Write out all of the entries that follow, word for word, but skip the pictures.

Excerpt from a dataset:
####################

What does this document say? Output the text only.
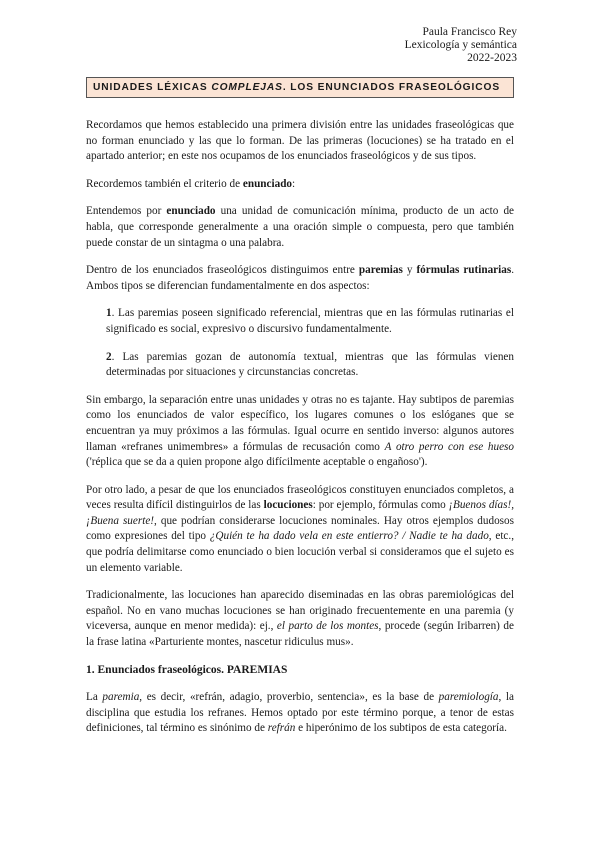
Paula Francisco Rey
Lexicología y semántica
2022-2023
UNIDADES LÉXICAS COMPLEJAS. LOS ENUNCIADOS FRASEOLÓGICOS

Recordamos que hemos establecido una primera división entre las unidades fraseológicas que no forman enunciado y las que lo forman. De las primeras (locuciones) se ha tratado en el apartado anterior; en este nos ocupamos de los enunciados fraseológicos y de sus tipos.

Recordemos también el criterio de enunciado:

Entendemos por enunciado una unidad de comunicación mínima, producto de un acto de habla, que corresponde generalmente a una oración simple o compuesta, pero que también puede constar de un sintagma o una palabra.

Dentro de los enunciados fraseológicos distinguimos entre paremias y fórmulas rutinarias. Ambos tipos se diferencian fundamentalmente en dos aspectos:

1. Las paremias poseen significado referencial, mientras que en las fórmulas rutinarias el significado es social, expresivo o discursivo fundamentalmente.

2. Las paremias gozan de autonomía textual, mientras que las fórmulas vienen determinadas por situaciones y circunstancias concretas.

Sin embargo, la separación entre unas unidades y otras no es tajante. Hay subtipos de paremias como los enunciados de valor específico, los lugares comunes o los eslóganes que se encuentran ya muy próximos a las fórmulas. Igual ocurre en sentido inverso: algunos autores llaman «refranes unimembres» a fórmulas de recusación como A otro perro con ese hueso ('réplica que se da a quien propone algo difícilmente aceptable o engañoso').

Por otro lado, a pesar de que los enunciados fraseológicos constituyen enunciados completos, a veces resulta difícil distinguirlos de las locuciones: por ejemplo, fórmulas como ¡Buenos días!, ¡Buena suerte!, que podrían considerarse locuciones nominales. Hay otros ejemplos dudosos como expresiones del tipo ¿Quién te ha dado vela en este entierro? / Nadie te ha dado, etc., que podría delimitarse como enunciado o bien locución verbal si consideramos que el sujeto es un elemento variable.

Tradicionalmente, las locuciones han aparecido diseminadas en las obras paremiológicas del español. No en vano muchas locuciones se han originado frecuentemente en una paremia (y viceversa, aunque en menor medida): ej., el parto de los montes, procede (según Iribarren) de la frase latina «Parturiente montes, nascetur ridiculus mus».

1. Enunciados fraseológicos. PAREMIAS

La paremia, es decir, «refrán, adagio, proverbio, sentencia», es la base de paremiología, la disciplina que estudia los refranes. Hemos optado por este término porque, a tenor de estas definiciones, tal término es sinónimo de refrán e hiperónimo de los subtipos de esta categoría.
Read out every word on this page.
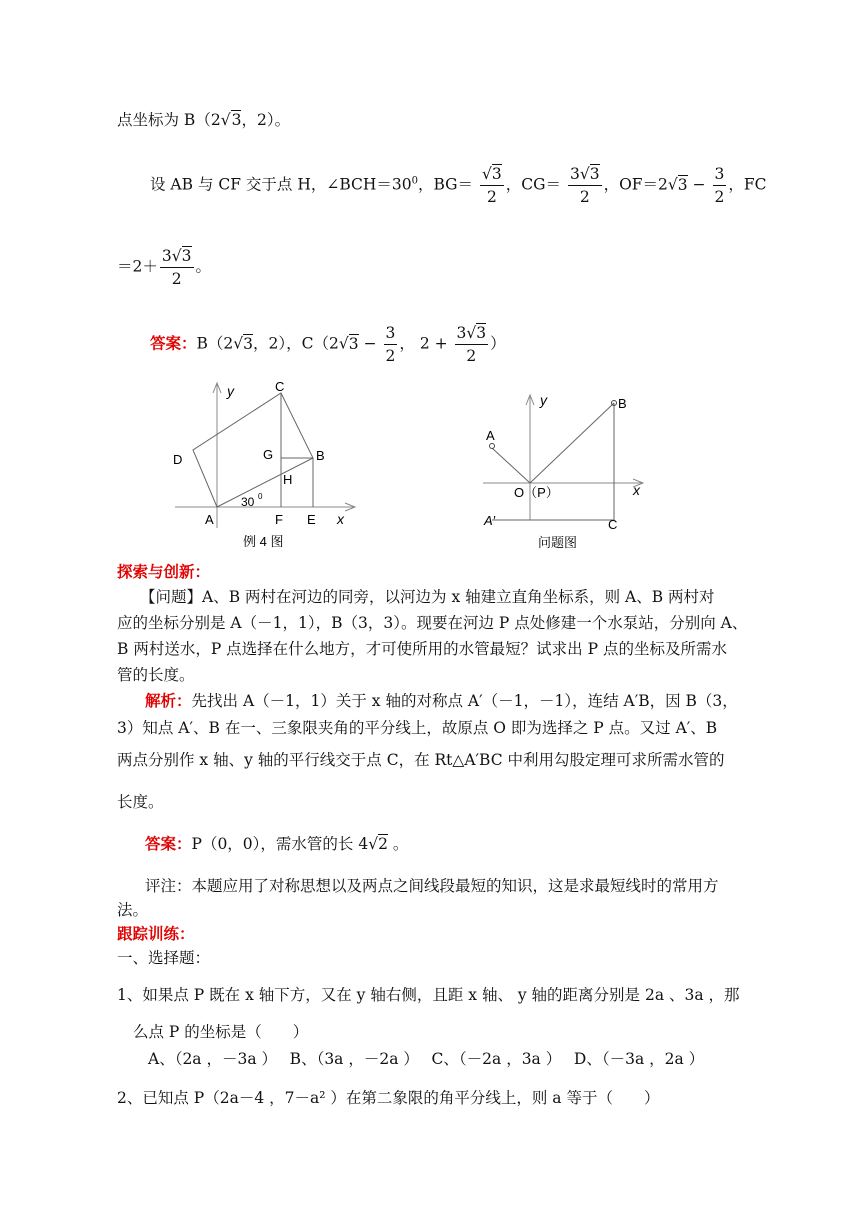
点坐标为 B（2√3，2）。
设 AB 与 CF 交于点 H，$\angle BCH=30^0$，$BG= \frac{√3}{2}$ ，$CG= \frac{3√3}{2}$ ，$OF=2√3 - \frac{3}{2}$ ，FC
$=2+ \frac{3√3}{2}$ 。
答案：B（2√3，2），$C(2√3 - \frac{3}{2}$ ， $2 + \frac{3√3}{2}$ ）
y	C
D	G	B
H
30 0
A	F E x
例 4 图
y	B
A
O（P）	x
A′	C
问题图
探索与创新：
【问题】A、B 两村在河边的同旁，以河边为 x 轴建立直角坐标系，则 A、B 两村对
应的坐标分别是 A（－1，1），B（3，3）。现要在河边 P 点处修建一个水泵站，分别向 A、
B 两村送水，P 点选择在什么地方，才可使所用的水管最短？试求出 P 点的坐标及所需水
管的长度。
解析：先找出 A（－1，1）关于 x 轴的对称点 A′（－1，－1），连结 A′B，因 B（3，
3）知点 A′、B 在一、三象限夹角的平分线上，故原点 O 即为选择之 P 点。又过 A′、B
两点分别作 x 轴、y 轴的平行线交于点 C，在 Rt△A′BC 中利用勾股定理可求所需水管的
长度。
答案：P（0，0），需水管的长 4√2 。
评注：本题应用了对称思想以及两点之间线段最短的知识，这是求最短线时的常用方
法。
跟踪训练：
一、选择题：
1、如果点 P 既在 x 轴下方，又在 y 轴右侧，且距 x 轴、 y 轴的距离分别是 2a 、3a ，那
么点 P 的坐标是（　　）
A、（2a ，－3a ）　 B、（3a ，－2a ）　 C、（－2a ，3a ）　 D、（－3a ，2a ）
2、已知点 P（2a－4 ，7－a² ）在第二象限的角平分线上，则 a 等于（　　）
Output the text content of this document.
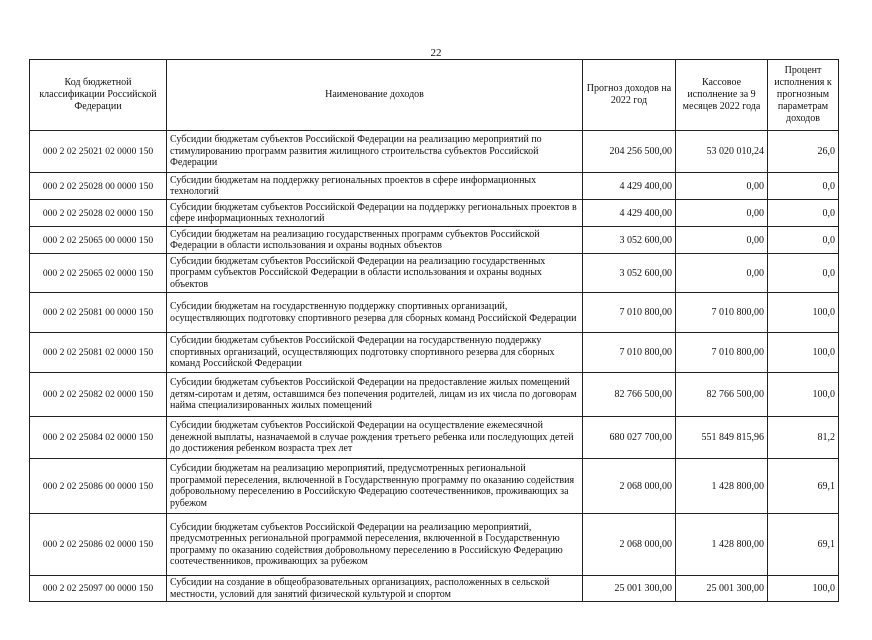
22
Код бюджетной классификации Российской Федерации	Наименование доходов	Прогноз доходов на 2022 год	Кассовое исполнение за 9 месяцев 2022 года	Процент исполнения к прогнозным параметрам доходов
000 2 02 25021 02 0000 150	Субсидии бюджетам субъектов Российской Федерации на реализацию мероприятий по стимулированию программ развития жилищного строительства субъектов Российской Федерации	204 256 500,00	53 020 010,24	26,0
000 2 02 25028 00 0000 150	Субсидии бюджетам на поддержку региональных проектов в сфере информационных технологий	4 429 400,00	0,00	0,0
000 2 02 25028 02 0000 150	Субсидии бюджетам субъектов Российской Федерации на поддержку региональных проектов в сфере информационных технологий	4 429 400,00	0,00	0,0
000 2 02 25065 00 0000 150	Субсидии бюджетам на реализацию государственных программ субъектов Российской Федерации в области использования и охраны водных объектов	3 052 600,00	0,00	0,0
000 2 02 25065 02 0000 150	Субсидии бюджетам субъектов Российской Федерации на реализацию государственных программ субъектов Российской Федерации в области использования и охраны водных объектов	3 052 600,00	0,00	0,0
000 2 02 25081 00 0000 150	Субсидии бюджетам на государственную поддержку спортивных организаций, осуществляющих подготовку спортивного резерва для сборных команд Российской Федерации	7 010 800,00	7 010 800,00	100,0
000 2 02 25081 02 0000 150	Субсидии бюджетам субъектов Российской Федерации на государственную поддержку спортивных организаций, осуществляющих подготовку спортивного резерва для сборных команд Российской Федерации	7 010 800,00	7 010 800,00	100,0
000 2 02 25082 02 0000 150	Субсидии бюджетам субъектов Российской Федерации на предоставление жилых помещений детям-сиротам и детям, оставшимся без попечения родителей, лицам из их числа по договорам найма специализированных жилых помещений	82 766 500,00	82 766 500,00	100,0
000 2 02 25084 02 0000 150	Субсидии бюджетам субъектов Российской Федерации на осуществление ежемесячной денежной выплаты, назначаемой в случае рождения третьего ребенка или последующих детей до достижения ребенком возраста трех лет	680 027 700,00	551 849 815,96	81,2
000 2 02 25086 00 0000 150	Субсидии бюджетам на реализацию мероприятий, предусмотренных региональной программой переселения, включенной в Государственную программу по оказанию содействия добровольному переселению в Российскую Федерацию соотечественников, проживающих за рубежом	2 068 000,00	1 428 800,00	69,1
000 2 02 25086 02 0000 150	Субсидии бюджетам субъектов Российской Федерации на реализацию мероприятий, предусмотренных региональной программой переселения, включенной в Государственную программу по оказанию содействия добровольному переселению в Российскую Федерацию соотечественников, проживающих за рубежом	2 068 000,00	1 428 800,00	69,1
000 2 02 25097 00 0000 150	Субсидии на создание в общеобразовательных организациях, расположенных в сельской местности, условий для занятий физической культурой и спортом	25 001 300,00	25 001 300,00	100,0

####################

§ Solution below
What does this document say? Output the text only.
Paula Francisco Rey
Lexicología y semántica
2022-2023
UNIDADES LÉXICAS COMPLEJAS. LOS ENUNCIADOS FRASEOLÓGICOS

Recordamos que hemos establecido una primera división entre las unidades fraseológicas que no forman enunciado y las que lo forman. De las primeras (locuciones) se ha tratado en el apartado anterior; en este nos ocupamos de los enunciados fraseológicos y de sus tipos.

Recordemos también el criterio de enunciado:

Entendemos por enunciado una unidad de comunicación mínima, producto de un acto de habla, que corresponde generalmente a una oración simple o compuesta, pero que también puede constar de un sintagma o una palabra.

Dentro de los enunciados fraseológicos distinguimos entre paremias y fórmulas rutinarias. Ambos tipos se diferencian fundamentalmente en dos aspectos:

1. Las paremias poseen significado referencial, mientras que en las fórmulas rutinarias el significado es social, expresivo o discursivo fundamentalmente.

2. Las paremias gozan de autonomía textual, mientras que las fórmulas vienen determinadas por situaciones y circunstancias concretas.

Sin embargo, la separación entre unas unidades y otras no es tajante. Hay subtipos de paremias como los enunciados de valor específico, los lugares comunes o los eslóganes que se encuentran ya muy próximos a las fórmulas. Igual ocurre en sentido inverso: algunos autores llaman «refranes unimembres» a fórmulas de recusación como A otro perro con ese hueso ('réplica que se da a quien propone algo difícilmente aceptable o engañoso').

Por otro lado, a pesar de que los enunciados fraseológicos constituyen enunciados completos, a veces resulta difícil distinguirlos de las locuciones: por ejemplo, fórmulas como ¡Buenos días!, ¡Buena suerte!, que podrían considerarse locuciones nominales. Hay otros ejemplos dudosos como expresiones del tipo ¿Quién te ha dado vela en este entierro? / Nadie te ha dado, etc., que podría delimitarse como enunciado o bien locución verbal si consideramos que el sujeto es un elemento variable.

Tradicionalmente, las locuciones han aparecido diseminadas en las obras paremiológicas del español. No en vano muchas locuciones se han originado frecuentemente en una paremia (y viceversa, aunque en menor medida): ej., el parto de los montes, procede (según Iribarren) de la frase latina «Parturiente montes, nascetur ridiculus mus».

1. Enunciados fraseológicos. PAREMIAS

La paremia, es decir, «refrán, adagio, proverbio, sentencia», es la base de paremiología, la disciplina que estudia los refranes. Hemos optado por este término porque, a tenor de estas definiciones, tal término es sinónimo de refrán e hiperónimo de los subtipos de esta categoría.
Read out every word on this page.
点坐标为 B（2√3，2）。
设 AB 与 CF 交于点 H，$\angle BCH=30^0$，$BG= \frac{√3}{2}$ ，$CG= \frac{3√3}{2}$ ，$OF=2√3 - \frac{3}{2}$ ，FC
$=2+ \frac{3√3}{2}$ 。
答案：B（2√3，2），$C(2√3 - \frac{3}{2}$ ， $2 + \frac{3√3}{2}$ ）
y	C
D	G	B
H
30 0
A	F E x
例 4 图
y	B
A
O（P）	x
A′	C
问题图
探索与创新：
【问题】A、B 两村在河边的同旁，以河边为 x 轴建立直角坐标系，则 A、B 两村对
应的坐标分别是 A（－1，1），B（3，3）。现要在河边 P 点处修建一个水泵站，分别向 A、
B 两村送水，P 点选择在什么地方，才可使所用的水管最短？试求出 P 点的坐标及所需水
管的长度。
解析：先找出 A（－1，1）关于 x 轴的对称点 A′（－1，－1），连结 A′B，因 B（3，
3）知点 A′、B 在一、三象限夹角的平分线上，故原点 O 即为选择之 P 点。又过 A′、B
两点分别作 x 轴、y 轴的平行线交于点 C，在 Rt△A′BC 中利用勾股定理可求所需水管的
长度。
答案：P（0，0），需水管的长 4√2 。
评注：本题应用了对称思想以及两点之间线段最短的知识，这是求最短线时的常用方
法。
跟踪训练：
一、选择题：
1、如果点 P 既在 x 轴下方，又在 y 轴右侧，且距 x 轴、 y 轴的距离分别是 2a 、3a ，那
么点 P 的坐标是（　　）
A、（2a ，－3a ）　 B、（3a ，－2a ）　 C、（－2a ，3a ）　 D、（－3a ，2a ）
2、已知点 P（2a－4 ，7－a² ）在第二象限的角平分线上，则 a 等于（　　）
Output the text content of this document.
22
Код бюджетной классификации Российской Федерации	Наименование доходов	Прогноз доходов на 2022 год	Кассовое исполнение за 9 месяцев 2022 года	Процент исполнения к прогнозным параметрам доходов
000 2 02 25021 02 0000 150	Субсидии бюджетам субъектов Российской Федерации на реализацию мероприятий по стимулированию программ развития жилищного строительства субъектов Российской Федерации	204 256 500,00	53 020 010,24	26,0
000 2 02 25028 00 0000 150	Субсидии бюджетам на поддержку региональных проектов в сфере информационных технологий	4 429 400,00	0,00	0,0
000 2 02 25028 02 0000 150	Субсидии бюджетам субъектов Российской Федерации на поддержку региональных проектов в сфере информационных технологий	4 429 400,00	0,00	0,0
000 2 02 25065 00 0000 150	Субсидии бюджетам на реализацию государственных программ субъектов Российской Федерации в области использования и охраны водных объектов	3 052 600,00	0,00	0,0
000 2 02 25065 02 0000 150	Субсидии бюджетам субъектов Российской Федерации на реализацию государственных программ субъектов Российской Федерации в области использования и охраны водных объектов	3 052 600,00	0,00	0,0
000 2 02 25081 00 0000 150	Субсидии бюджетам на государственную поддержку спортивных организаций, осуществляющих подготовку спортивного резерва для сборных команд Российской Федерации	7 010 800,00	7 010 800,00	100,0
000 2 02 25081 02 0000 150	Субсидии бюджетам субъектов Российской Федерации на государственную поддержку спортивных организаций, осуществляющих подготовку спортивного резерва для сборных команд Российской Федерации	7 010 800,00	7 010 800,00	100,0
000 2 02 25082 02 0000 150	Субсидии бюджетам субъектов Российской Федерации на предоставление жилых помещений детям-сиротам и детям, оставшимся без попечения родителей, лицам из их числа по договорам найма специализированных жилых помещений	82 766 500,00	82 766 500,00	100,0
000 2 02 25084 02 0000 150	Субсидии бюджетам субъектов Российской Федерации на осуществление ежемесячной денежной выплаты, назначаемой в случае рождения третьего ребенка или последующих детей до достижения ребенком возраста трех лет	680 027 700,00	551 849 815,96	81,2
000 2 02 25086 00 0000 150	Субсидии бюджетам на реализацию мероприятий, предусмотренных региональной программой переселения, включенной в Государственную программу по оказанию содействия добровольному переселению в Российскую Федерацию соотечественников, проживающих за рубежом	2 068 000,00	1 428 800,00	69,1
000 2 02 25086 02 0000 150	Субсидии бюджетам субъектов Российской Федерации на реализацию мероприятий, предусмотренных региональной программой переселения, включенной в Государственную программу по оказанию содействия добровольному переселению в Российскую Федерацию соотечественников, проживающих за рубежом	2 068 000,00	1 428 800,00	69,1
000 2 02 25097 00 0000 150	Субсидии на создание в общеобразовательных организациях, расположенных в сельской местности, условий для занятий физической культурой и спортом	25 001 300,00	25 001 300,00	100,0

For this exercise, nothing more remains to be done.